╭─ Records provided

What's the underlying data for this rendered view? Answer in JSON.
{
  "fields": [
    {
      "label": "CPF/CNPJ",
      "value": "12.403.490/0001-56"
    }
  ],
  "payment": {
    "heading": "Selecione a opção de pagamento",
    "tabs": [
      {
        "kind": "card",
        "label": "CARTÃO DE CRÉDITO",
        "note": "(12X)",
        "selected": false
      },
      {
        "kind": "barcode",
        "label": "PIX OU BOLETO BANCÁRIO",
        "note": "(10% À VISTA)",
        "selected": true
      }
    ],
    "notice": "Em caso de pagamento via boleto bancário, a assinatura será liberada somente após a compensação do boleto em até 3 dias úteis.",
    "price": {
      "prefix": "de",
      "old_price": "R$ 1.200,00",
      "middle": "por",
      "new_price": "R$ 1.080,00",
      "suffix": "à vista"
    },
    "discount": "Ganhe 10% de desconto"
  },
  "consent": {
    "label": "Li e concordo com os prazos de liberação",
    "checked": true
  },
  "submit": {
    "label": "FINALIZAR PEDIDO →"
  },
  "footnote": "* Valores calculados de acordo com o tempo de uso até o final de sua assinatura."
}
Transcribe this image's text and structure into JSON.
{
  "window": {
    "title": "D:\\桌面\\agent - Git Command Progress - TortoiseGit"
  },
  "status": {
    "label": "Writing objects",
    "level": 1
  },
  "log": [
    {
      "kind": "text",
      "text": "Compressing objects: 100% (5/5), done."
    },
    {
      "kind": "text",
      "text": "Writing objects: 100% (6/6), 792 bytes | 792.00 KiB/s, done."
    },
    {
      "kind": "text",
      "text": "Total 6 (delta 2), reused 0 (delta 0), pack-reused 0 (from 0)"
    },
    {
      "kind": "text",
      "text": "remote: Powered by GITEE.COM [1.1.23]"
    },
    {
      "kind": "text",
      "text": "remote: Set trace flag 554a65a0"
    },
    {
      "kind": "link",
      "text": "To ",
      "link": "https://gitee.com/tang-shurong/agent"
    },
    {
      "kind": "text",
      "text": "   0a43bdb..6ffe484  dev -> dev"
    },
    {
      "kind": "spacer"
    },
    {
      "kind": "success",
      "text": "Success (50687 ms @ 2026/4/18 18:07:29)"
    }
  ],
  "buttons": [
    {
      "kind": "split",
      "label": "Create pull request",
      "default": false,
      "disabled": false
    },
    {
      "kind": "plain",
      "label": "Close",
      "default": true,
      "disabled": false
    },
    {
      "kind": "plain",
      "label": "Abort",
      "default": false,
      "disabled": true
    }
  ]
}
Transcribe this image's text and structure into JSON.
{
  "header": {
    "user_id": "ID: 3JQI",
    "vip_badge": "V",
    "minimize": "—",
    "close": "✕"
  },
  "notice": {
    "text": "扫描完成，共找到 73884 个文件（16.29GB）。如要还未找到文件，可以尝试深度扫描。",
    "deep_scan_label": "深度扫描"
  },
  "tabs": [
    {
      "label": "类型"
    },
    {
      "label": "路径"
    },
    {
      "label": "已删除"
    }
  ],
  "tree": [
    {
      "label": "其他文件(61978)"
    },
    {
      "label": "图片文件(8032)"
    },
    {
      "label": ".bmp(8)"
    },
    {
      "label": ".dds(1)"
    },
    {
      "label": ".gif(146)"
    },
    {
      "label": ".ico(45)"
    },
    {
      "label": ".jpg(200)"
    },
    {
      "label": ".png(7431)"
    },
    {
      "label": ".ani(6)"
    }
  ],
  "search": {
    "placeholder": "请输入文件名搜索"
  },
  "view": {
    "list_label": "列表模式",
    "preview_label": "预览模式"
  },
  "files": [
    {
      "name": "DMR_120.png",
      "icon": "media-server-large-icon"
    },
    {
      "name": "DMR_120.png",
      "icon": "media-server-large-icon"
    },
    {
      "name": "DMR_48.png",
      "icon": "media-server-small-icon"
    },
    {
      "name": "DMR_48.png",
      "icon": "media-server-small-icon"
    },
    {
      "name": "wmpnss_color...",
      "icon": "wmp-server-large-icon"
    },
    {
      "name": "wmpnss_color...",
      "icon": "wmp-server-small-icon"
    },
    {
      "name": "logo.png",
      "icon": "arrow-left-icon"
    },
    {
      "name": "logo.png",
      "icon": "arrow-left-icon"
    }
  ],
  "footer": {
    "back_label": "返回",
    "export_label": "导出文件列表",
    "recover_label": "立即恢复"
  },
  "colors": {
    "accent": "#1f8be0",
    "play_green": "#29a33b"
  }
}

╰─

→ **Goal**:
Write out every entry above, word for word.

→ **Correct result**:
What's the underlying data for this rendered view? Answer in JSON.
{
  "fields": [
    {
      "label": "CPF/CNPJ",
      "value": "12.403.490/0001-56"
    }
  ],
  "payment": {
    "heading": "Selecione a opção de pagamento",
    "tabs": [
      {
        "kind": "card",
        "label": "CARTÃO DE CRÉDITO",
        "note": "(12X)",
        "selected": false
      },
      {
        "kind": "barcode",
        "label": "PIX OU BOLETO BANCÁRIO",
        "note": "(10% À VISTA)",
        "selected": true
      }
    ],
    "notice": "Em caso de pagamento via boleto bancário, a assinatura será liberada somente após a compensação do boleto em até 3 dias úteis.",
    "price": {
      "prefix": "de",
      "old_price": "R$ 1.200,00",
      "middle": "por",
      "new_price": "R$ 1.080,00",
      "suffix": "à vista"
    },
    "discount": "Ganhe 10% de desconto"
  },
  "consent": {
    "label": "Li e concordo com os prazos de liberação",
    "checked": true
  },
  "submit": {
    "label": "FINALIZAR PEDIDO →"
  },
  "footnote": "* Valores calculados de acordo com o tempo de uso até o final de sua assinatura."
}
Transcribe this image's text and structure into JSON.
{
  "window": {
    "title": "D:\\桌面\\agent - Git Command Progress - TortoiseGit"
  },
  "status": {
    "label": "Writing objects",
    "level": 1
  },
  "log": [
    {
      "kind": "text",
      "text": "Compressing objects: 100% (5/5), done."
    },
    {
      "kind": "text",
      "text": "Writing objects: 100% (6/6), 792 bytes | 792.00 KiB/s, done."
    },
    {
      "kind": "text",
      "text": "Total 6 (delta 2), reused 0 (delta 0), pack-reused 0 (from 0)"
    },
    {
      "kind": "text",
      "text": "remote: Powered by GITEE.COM [1.1.23]"
    },
    {
      "kind": "text",
      "text": "remote: Set trace flag 554a65a0"
    },
    {
      "kind": "link",
      "text": "To ",
      "link": "https://gitee.com/tang-shurong/agent"
    },
    {
      "kind": "text",
      "text": "   0a43bdb..6ffe484  dev -> dev"
    },
    {
      "kind": "spacer"
    },
    {
      "kind": "success",
      "text": "Success (50687 ms @ 2026/4/18 18:07:29)"
    }
  ],
  "buttons": [
    {
      "kind": "split",
      "label": "Create pull request",
      "default": false,
      "disabled": false
    },
    {
      "kind": "plain",
      "label": "Close",
      "default": true,
      "disabled": false
    },
    {
      "kind": "plain",
      "label": "Abort",
      "default": false,
      "disabled": true
    }
  ]
}
Transcribe this image's text and structure into JSON.
{
  "header": {
    "user_id": "ID: 3JQI",
    "vip_badge": "V",
    "minimize": "—",
    "close": "✕"
  },
  "notice": {
    "text": "扫描完成，共找到 73884 个文件（16.29GB）。如要还未找到文件，可以尝试深度扫描。",
    "deep_scan_label": "深度扫描"
  },
  "tabs": [
    {
      "label": "类型"
    },
    {
      "label": "路径"
    },
    {
      "label": "已删除"
    }
  ],
  "tree": [
    {
      "label": "其他文件(61978)"
    },
    {
      "label": "图片文件(8032)"
    },
    {
      "label": ".bmp(8)"
    },
    {
      "label": ".dds(1)"
    },
    {
      "label": ".gif(146)"
    },
    {
      "label": ".ico(45)"
    },
    {
      "label": ".jpg(200)"
    },
    {
      "label": ".png(7431)"
    },
    {
      "label": ".ani(6)"
    }
  ],
  "search": {
    "placeholder": "请输入文件名搜索"
  },
  "view": {
    "list_label": "列表模式",
    "preview_label": "预览模式"
  },
  "files": [
    {
      "name": "DMR_120.png",
      "icon": "media-server-large-icon"
    },
    {
      "name": "DMR_120.png",
      "icon": "media-server-large-icon"
    },
    {
      "name": "DMR_48.png",
      "icon": "media-server-small-icon"
    },
    {
      "name": "DMR_48.png",
      "icon": "media-server-small-icon"
    },
    {
      "name": "wmpnss_color...",
      "icon": "wmp-server-large-icon"
    },
    {
      "name": "wmpnss_color...",
      "icon": "wmp-server-small-icon"
    },
    {
      "name": "logo.png",
      "icon": "arrow-left-icon"
    },
    {
      "name": "logo.png",
      "icon": "arrow-left-icon"
    }
  ],
  "footer": {
    "back_label": "返回",
    "export_label": "导出文件列表",
    "recover_label": "立即恢复"
  },
  "colors": {
    "accent": "#1f8be0",
    "play_green": "#29a33b"
  }
}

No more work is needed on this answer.